**Given text:**
The Company’s management will host a conference call and audio webcast to discuss its results today, May 27, 2026, at 9:00 a.m. Eastern Time. The conference call may be accessed by dialing (877) 407-0784. Additionally, a live webcast of the call can be accessed at www.movadogroup.com. The webcast will be archived on the Company’s website approximately one hour after the conclusion of the call. Additionally, a telephonic replay of the call will be available at 1:00 p.m. ET on May 27, 2026, until 11:59 p.m. ET on June 10, 2026, and can be accessed by dialing (844) 512-2921 and entering replay number 13760697.

 

   

 

Movado Group, Inc. designs, sources, and distributes MOVADO®, MVMT®, OLIVIA BURTON®, EBEL®, CONCORD®, CALVIN KLEIN®, COACH®, TOMMY HILFIGER®, HUGO BOSS®, and LACOSTE®, watches, and, to a lesser extent jewelry and other accessories, and operates Movado Company Stores in the United States and Canada.

**Set problem A:**
Starting at the first line of the listing and ending at the line containing "scroll-down-icon[interactable]: ﹀ [528, 473, 543, 484]", change "collapse-icon" to "fold-icon" and return only those lines, with everything else left unaltered.
The webcast announcement and the listing after it have no connection to each other.

[Excerpts from a layout annotation set]
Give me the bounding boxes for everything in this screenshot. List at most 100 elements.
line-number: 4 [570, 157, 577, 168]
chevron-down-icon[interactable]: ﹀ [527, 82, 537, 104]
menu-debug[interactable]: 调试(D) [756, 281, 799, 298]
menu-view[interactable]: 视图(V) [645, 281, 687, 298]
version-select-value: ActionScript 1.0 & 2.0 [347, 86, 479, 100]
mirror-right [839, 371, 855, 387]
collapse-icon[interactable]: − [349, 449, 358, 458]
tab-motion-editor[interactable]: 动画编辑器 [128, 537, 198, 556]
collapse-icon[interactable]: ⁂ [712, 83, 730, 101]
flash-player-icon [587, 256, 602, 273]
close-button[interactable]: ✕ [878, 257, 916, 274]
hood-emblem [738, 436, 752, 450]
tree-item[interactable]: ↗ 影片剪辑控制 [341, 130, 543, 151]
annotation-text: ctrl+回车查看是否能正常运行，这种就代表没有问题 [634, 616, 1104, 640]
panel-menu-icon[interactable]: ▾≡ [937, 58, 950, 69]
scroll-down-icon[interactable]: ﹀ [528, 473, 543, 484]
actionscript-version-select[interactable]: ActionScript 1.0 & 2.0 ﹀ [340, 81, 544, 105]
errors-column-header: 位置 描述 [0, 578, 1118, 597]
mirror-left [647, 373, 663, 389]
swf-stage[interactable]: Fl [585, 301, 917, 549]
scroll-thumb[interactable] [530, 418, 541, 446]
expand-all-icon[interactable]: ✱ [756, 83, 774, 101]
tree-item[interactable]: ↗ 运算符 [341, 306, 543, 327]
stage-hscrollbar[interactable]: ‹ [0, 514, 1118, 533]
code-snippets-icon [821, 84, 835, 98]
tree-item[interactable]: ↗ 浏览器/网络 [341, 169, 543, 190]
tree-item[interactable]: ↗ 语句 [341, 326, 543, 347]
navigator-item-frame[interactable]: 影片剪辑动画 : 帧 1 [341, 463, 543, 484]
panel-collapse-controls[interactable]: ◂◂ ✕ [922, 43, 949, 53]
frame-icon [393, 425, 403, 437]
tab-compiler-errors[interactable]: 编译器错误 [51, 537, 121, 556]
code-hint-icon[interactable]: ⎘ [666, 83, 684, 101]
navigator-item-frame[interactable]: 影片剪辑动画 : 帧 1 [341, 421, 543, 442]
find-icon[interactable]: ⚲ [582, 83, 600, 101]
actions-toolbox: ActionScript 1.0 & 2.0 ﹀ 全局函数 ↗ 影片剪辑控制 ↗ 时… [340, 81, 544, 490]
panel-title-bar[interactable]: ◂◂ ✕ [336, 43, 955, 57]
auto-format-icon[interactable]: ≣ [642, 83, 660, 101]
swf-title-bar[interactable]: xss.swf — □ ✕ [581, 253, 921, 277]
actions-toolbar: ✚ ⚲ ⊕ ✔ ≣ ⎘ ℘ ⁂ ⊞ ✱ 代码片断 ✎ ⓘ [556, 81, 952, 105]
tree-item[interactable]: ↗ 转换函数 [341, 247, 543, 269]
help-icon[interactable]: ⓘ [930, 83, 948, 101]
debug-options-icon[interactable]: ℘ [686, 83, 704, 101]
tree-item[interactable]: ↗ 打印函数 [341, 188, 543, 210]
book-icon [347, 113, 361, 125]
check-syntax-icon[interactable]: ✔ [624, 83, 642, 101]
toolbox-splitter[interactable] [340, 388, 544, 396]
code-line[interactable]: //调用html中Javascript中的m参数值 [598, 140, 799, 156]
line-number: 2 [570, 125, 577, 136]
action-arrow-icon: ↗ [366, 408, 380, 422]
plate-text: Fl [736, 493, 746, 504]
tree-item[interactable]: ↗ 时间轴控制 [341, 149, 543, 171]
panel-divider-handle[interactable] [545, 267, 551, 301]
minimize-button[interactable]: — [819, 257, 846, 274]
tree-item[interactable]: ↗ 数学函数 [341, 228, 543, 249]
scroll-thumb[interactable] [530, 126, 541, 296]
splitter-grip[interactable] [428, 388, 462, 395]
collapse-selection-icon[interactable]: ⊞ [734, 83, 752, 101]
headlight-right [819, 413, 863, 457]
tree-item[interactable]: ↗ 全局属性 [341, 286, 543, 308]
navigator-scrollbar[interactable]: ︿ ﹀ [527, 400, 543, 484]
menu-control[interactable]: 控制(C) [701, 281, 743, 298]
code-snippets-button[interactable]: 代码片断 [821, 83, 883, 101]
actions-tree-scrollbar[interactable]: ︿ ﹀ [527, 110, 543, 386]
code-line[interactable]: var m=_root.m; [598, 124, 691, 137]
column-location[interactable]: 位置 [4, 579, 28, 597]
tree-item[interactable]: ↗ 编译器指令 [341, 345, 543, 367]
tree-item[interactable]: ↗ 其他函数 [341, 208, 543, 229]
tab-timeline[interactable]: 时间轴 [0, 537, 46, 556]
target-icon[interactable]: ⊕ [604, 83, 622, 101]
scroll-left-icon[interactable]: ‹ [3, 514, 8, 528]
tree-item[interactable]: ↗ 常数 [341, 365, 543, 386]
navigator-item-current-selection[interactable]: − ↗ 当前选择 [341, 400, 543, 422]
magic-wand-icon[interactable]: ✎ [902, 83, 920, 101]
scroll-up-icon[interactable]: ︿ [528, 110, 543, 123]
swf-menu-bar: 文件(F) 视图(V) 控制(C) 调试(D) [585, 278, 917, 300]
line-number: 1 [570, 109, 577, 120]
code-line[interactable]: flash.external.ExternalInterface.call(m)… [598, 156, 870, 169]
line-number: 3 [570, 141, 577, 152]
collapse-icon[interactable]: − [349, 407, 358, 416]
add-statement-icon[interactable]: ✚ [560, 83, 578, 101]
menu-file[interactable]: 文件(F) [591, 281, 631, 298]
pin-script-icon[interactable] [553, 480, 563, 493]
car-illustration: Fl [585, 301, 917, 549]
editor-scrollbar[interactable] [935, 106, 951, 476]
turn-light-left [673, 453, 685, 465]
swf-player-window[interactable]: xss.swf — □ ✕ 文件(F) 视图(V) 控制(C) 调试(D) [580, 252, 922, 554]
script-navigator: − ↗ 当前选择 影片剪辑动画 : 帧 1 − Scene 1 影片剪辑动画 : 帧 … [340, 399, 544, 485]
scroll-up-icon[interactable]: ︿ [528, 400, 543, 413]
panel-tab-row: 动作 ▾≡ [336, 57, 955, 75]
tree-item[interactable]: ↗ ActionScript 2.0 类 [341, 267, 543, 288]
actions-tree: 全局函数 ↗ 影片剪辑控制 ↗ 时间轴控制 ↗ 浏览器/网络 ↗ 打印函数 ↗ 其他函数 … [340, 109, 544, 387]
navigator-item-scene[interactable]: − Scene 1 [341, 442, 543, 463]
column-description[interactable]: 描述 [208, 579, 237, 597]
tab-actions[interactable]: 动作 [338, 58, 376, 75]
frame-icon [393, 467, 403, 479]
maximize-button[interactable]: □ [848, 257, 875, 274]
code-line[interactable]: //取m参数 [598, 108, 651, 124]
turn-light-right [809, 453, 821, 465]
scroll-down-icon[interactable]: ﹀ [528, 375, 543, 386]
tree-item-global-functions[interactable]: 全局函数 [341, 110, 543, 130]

**Set problem B:**
Write out the webcast announcement again, word for word.

**Written response A:**
Give me the bounding boxes for everything in this screenshot. List at most 100 elements.
line-number: 4 [570, 157, 577, 168]
chevron-down-icon[interactable]: ﹀ [527, 82, 537, 104]
menu-debug[interactable]: 调试(D) [756, 281, 799, 298]
menu-view[interactable]: 视图(V) [645, 281, 687, 298]
version-select-value: ActionScript 1.0 & 2.0 [347, 86, 479, 100]
mirror-right [839, 371, 855, 387]
fold-icon[interactable]: − [349, 449, 358, 458]
tab-motion-editor[interactable]: 动画编辑器 [128, 537, 198, 556]
fold-icon[interactable]: ⁂ [712, 83, 730, 101]
flash-player-icon [587, 256, 602, 273]
close-button[interactable]: ✕ [878, 257, 916, 274]
hood-emblem [738, 436, 752, 450]
tree-item[interactable]: ↗ 影片剪辑控制 [341, 130, 543, 151]
annotation-text: ctrl+回车查看是否能正常运行，这种就代表没有问题 [634, 616, 1104, 640]
panel-menu-icon[interactable]: ▾≡ [937, 58, 950, 69]
scroll-down-icon[interactable]: ﹀ [528, 473, 543, 484]

**Written response B:**
The Company’s management will host a conference call and audio webcast to discuss its results today, May 27, 2026, at 9:00 a.m. Eastern Time. The conference call may be accessed by dialing (877) 407-0784. Additionally, a live webcast of the call can be accessed at www.movadogroup.com. The webcast will be archived on the Company’s website approximately one hour after the conclusion of the call. Additionally, a telephonic replay of the call will be available at 1:00 p.m. ET on May 27, 2026, until 11:59 p.m. ET on June 10, 2026, and can be accessed by dialing (844) 512-2921 and entering replay number 13760697.

 

   

 

Movado Group, Inc. designs, sources, and distributes MOVADO®, MVMT®, OLIVIA BURTON®, EBEL®, CONCORD®, CALVIN KLEIN®, COACH®, TOMMY HILFIGER®, HUGO BOSS®, and LACOSTE®, watches, and, to a lesser extent jewelry and other accessories, and operates Movado Company Stores in the United States and Canada.